What to work on:
Look below for the line with "Decode this chart: output", and from there restate every line word for word until the entries end.

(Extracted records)
---+---
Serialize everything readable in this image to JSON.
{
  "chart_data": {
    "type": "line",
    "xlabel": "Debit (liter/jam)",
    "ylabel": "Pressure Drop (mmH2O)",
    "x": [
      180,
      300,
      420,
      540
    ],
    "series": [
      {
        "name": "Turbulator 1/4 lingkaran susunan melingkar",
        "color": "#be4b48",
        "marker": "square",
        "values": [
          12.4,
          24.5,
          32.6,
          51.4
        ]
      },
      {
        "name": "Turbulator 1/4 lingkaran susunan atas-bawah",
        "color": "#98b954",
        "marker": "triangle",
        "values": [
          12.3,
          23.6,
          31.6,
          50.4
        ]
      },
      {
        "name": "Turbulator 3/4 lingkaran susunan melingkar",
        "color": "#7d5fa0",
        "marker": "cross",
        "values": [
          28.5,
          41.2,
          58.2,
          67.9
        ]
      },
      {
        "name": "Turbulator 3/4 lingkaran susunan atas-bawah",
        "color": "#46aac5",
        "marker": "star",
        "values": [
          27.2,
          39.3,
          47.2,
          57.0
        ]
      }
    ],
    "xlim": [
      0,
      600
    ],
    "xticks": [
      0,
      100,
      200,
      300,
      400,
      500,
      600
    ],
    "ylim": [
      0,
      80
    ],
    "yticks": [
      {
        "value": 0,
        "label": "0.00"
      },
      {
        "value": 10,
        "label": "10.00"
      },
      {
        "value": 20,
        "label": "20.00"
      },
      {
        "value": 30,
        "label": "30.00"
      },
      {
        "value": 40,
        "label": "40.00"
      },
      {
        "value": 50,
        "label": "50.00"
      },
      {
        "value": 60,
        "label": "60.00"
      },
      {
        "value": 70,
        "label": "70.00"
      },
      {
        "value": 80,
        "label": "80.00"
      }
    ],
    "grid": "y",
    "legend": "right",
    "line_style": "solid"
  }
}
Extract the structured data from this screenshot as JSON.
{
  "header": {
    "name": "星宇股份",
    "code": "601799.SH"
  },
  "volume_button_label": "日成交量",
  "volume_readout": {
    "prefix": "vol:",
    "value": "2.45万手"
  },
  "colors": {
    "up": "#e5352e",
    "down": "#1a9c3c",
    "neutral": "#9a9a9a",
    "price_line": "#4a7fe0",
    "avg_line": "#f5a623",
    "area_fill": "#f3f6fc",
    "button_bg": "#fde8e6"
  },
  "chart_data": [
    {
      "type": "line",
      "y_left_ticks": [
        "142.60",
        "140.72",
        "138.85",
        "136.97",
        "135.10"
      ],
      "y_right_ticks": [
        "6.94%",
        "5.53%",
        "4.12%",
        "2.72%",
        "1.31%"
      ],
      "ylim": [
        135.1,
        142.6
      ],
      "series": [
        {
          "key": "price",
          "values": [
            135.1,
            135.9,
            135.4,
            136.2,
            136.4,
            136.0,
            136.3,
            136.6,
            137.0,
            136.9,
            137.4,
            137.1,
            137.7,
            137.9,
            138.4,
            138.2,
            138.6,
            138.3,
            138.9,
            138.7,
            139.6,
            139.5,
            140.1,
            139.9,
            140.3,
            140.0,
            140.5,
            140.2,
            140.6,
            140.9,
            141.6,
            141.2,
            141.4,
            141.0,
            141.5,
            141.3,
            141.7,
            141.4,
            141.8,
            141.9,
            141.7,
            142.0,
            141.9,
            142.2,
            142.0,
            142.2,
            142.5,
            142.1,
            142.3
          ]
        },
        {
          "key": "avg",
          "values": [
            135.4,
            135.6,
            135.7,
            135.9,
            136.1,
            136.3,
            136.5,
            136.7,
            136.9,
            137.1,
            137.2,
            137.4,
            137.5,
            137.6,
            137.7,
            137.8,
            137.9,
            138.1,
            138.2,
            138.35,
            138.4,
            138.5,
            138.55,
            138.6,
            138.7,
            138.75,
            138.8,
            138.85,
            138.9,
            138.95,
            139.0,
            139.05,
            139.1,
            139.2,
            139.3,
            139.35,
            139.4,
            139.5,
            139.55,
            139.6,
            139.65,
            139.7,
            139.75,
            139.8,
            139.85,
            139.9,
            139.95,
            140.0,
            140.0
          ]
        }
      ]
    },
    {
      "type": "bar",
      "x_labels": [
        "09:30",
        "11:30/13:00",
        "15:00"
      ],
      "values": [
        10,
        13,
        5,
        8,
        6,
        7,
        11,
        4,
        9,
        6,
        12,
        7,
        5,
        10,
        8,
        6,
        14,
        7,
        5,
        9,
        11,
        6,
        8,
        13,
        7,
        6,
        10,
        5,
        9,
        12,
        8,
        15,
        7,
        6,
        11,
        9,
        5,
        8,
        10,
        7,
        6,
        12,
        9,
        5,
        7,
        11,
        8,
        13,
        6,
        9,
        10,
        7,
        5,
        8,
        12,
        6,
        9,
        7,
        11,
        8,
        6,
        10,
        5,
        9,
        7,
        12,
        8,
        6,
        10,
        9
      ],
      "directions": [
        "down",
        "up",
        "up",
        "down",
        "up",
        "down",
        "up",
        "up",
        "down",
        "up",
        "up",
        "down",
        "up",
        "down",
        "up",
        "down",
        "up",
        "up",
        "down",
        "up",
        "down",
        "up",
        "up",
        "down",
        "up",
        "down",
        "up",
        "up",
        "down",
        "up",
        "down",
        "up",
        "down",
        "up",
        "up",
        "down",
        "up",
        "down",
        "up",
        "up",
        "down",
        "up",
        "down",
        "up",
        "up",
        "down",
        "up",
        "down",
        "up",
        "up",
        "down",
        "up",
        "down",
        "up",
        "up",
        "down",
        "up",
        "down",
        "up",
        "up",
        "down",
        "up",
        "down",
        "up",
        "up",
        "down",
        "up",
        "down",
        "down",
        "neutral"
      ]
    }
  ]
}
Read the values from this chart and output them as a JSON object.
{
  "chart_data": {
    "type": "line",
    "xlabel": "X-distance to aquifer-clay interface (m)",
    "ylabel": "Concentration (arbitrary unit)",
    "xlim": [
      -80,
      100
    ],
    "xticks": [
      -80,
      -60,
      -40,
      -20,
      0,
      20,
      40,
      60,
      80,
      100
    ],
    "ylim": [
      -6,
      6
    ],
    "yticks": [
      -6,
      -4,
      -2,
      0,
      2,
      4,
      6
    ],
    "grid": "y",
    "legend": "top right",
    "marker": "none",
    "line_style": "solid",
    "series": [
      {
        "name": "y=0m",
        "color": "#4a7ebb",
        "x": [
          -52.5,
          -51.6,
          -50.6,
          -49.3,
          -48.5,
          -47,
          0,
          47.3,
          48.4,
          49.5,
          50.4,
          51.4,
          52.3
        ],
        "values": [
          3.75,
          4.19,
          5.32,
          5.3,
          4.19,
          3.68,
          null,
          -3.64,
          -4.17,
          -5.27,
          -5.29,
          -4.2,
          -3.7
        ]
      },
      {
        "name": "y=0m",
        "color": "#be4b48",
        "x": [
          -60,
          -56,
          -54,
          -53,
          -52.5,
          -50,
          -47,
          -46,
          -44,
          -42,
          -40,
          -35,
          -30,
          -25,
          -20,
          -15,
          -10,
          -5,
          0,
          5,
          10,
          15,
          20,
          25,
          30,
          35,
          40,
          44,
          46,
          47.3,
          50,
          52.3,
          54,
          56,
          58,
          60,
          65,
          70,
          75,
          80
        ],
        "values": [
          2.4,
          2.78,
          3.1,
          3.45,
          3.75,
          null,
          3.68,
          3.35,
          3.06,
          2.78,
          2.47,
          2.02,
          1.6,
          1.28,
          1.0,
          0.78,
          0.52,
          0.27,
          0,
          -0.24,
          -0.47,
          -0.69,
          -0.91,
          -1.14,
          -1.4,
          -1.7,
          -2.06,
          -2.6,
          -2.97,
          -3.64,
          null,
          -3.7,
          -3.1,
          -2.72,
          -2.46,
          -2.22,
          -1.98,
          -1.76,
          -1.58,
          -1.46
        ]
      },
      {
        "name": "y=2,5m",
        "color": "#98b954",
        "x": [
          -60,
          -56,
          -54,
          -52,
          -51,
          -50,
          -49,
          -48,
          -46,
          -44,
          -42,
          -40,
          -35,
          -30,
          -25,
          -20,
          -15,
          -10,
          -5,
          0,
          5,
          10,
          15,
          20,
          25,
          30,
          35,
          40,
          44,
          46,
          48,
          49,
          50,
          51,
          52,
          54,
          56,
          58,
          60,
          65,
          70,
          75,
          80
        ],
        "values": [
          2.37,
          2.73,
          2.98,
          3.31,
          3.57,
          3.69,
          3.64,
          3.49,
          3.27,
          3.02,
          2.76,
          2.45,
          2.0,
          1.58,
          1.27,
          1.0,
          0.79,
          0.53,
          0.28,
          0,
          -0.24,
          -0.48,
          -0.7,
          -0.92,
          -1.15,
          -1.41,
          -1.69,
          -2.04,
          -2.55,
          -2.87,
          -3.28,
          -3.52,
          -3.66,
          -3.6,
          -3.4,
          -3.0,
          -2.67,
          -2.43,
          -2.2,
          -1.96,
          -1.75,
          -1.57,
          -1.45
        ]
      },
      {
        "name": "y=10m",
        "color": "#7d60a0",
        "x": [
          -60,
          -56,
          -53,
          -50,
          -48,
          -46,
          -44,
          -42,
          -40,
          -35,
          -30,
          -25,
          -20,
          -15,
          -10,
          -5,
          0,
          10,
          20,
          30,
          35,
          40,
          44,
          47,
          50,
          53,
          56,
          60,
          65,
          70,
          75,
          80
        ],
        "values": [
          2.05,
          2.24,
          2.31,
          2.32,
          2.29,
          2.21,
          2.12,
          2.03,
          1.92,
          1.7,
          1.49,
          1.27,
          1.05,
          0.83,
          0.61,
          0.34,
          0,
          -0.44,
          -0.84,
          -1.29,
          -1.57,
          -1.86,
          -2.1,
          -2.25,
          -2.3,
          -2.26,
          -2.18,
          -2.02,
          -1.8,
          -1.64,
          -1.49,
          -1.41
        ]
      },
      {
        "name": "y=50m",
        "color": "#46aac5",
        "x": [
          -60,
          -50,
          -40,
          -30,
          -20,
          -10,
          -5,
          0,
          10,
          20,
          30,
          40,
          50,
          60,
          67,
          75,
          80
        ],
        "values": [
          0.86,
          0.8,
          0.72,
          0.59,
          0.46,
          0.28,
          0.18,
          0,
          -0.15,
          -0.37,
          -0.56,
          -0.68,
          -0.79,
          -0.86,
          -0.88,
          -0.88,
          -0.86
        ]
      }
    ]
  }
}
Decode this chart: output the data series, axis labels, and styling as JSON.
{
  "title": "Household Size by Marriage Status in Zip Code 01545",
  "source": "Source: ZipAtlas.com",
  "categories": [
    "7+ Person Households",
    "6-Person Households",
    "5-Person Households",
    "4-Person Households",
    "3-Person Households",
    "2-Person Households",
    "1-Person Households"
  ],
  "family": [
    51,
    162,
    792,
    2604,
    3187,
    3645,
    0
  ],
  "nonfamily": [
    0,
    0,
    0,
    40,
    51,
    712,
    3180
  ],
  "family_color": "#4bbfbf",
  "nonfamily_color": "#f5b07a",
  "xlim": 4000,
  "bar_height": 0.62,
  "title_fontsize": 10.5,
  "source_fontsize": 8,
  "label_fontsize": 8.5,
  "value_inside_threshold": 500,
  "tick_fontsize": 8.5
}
---+---
Output for this exercise:
Decode this chart: output the data series, axis labels, and styling as JSON.
{
  "title": "Household Size by Marriage Status in Zip Code 01545",
  "source": "Source: ZipAtlas.com",
  "categories": [
    "7+ Person Households",
    "6-Person Households",
    "5-Person Households",
    "4-Person Households",
    "3-Person Households",
    "2-Person Households",
    "1-Person Households"
  ],
  "family": [
    51,
    162,
    792,
    2604,
    3187,
    3645,
    0
  ],
  "nonfamily": [
    0,
    0,
    0,
    40,
    51,
    712,
    3180
  ],
  "family_color": "#4bbfbf",
  "nonfamily_color": "#f5b07a",
  "xlim": 4000,
  "bar_height": 0.62,
  "title_fontsize": 10.5,
  "source_fontsize": 8,
  "label_fontsize": 8.5,
  "value_inside_threshold": 500,
  "tick_fontsize": 8.5
}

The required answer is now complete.